Work to complete:
Copy all lines below containing "Konto".

Listing:
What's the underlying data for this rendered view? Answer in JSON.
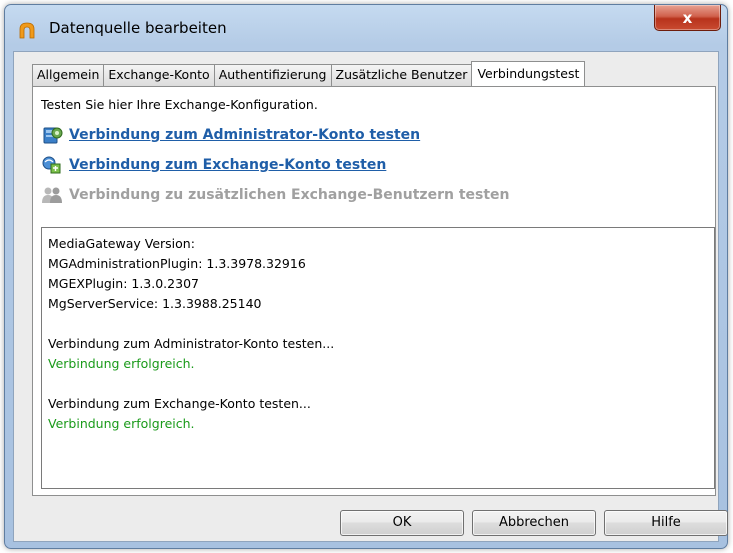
{
  "window": {
    "title": "Datenquelle bearbeiten",
    "close_label": "x"
  },
  "tabs": [
    {
      "label": "Allgemein"
    },
    {
      "label": "Exchange-Konto"
    },
    {
      "label": "Authentifizierung"
    },
    {
      "label": "Zusätzliche Benutzer"
    },
    {
      "label": "Verbindungstest",
      "active": true
    }
  ],
  "panel": {
    "intro": "Testen Sie hier Ihre Exchange-Konfiguration.",
    "actions": [
      {
        "label": "Verbindung zum Administrator-Konto testen",
        "enabled": true,
        "icon": "admin-account-icon"
      },
      {
        "label": "Verbindung zum Exchange-Konto testen",
        "enabled": true,
        "icon": "exchange-account-icon"
      },
      {
        "label": "Verbindung zu zusätzlichen Exchange-Benutzern testen",
        "enabled": false,
        "icon": "users-icon"
      }
    ],
    "log": [
      "MediaGateway Version:",
      "MGAdministrationPlugin: 1.3.3978.32916",
      "MGEXPlugin: 1.3.0.2307",
      "MgServerService: 1.3.3988.25140",
      "",
      "Verbindung zum Administrator-Konto testen...",
      "Verbindung erfolgreich.",
      "",
      "Verbindung zum Exchange-Konto testen...",
      "Verbindung erfolgreich."
    ],
    "success_color": "#1a9a1a",
    "link_color": "#1f5ea8"
  },
  "buttons": {
    "ok": "OK",
    "cancel": "Abbrechen",
    "help": "Hilfe"
  }
}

Correct answer:
      "label": "Exchange-Konto"
        "label": "Verbindung zum Administrator-Konto testen",
        "label": "Verbindung zum Exchange-Konto testen",
      "Verbindung zum Administrator-Konto testen...",
      "Verbindung zum Exchange-Konto testen...",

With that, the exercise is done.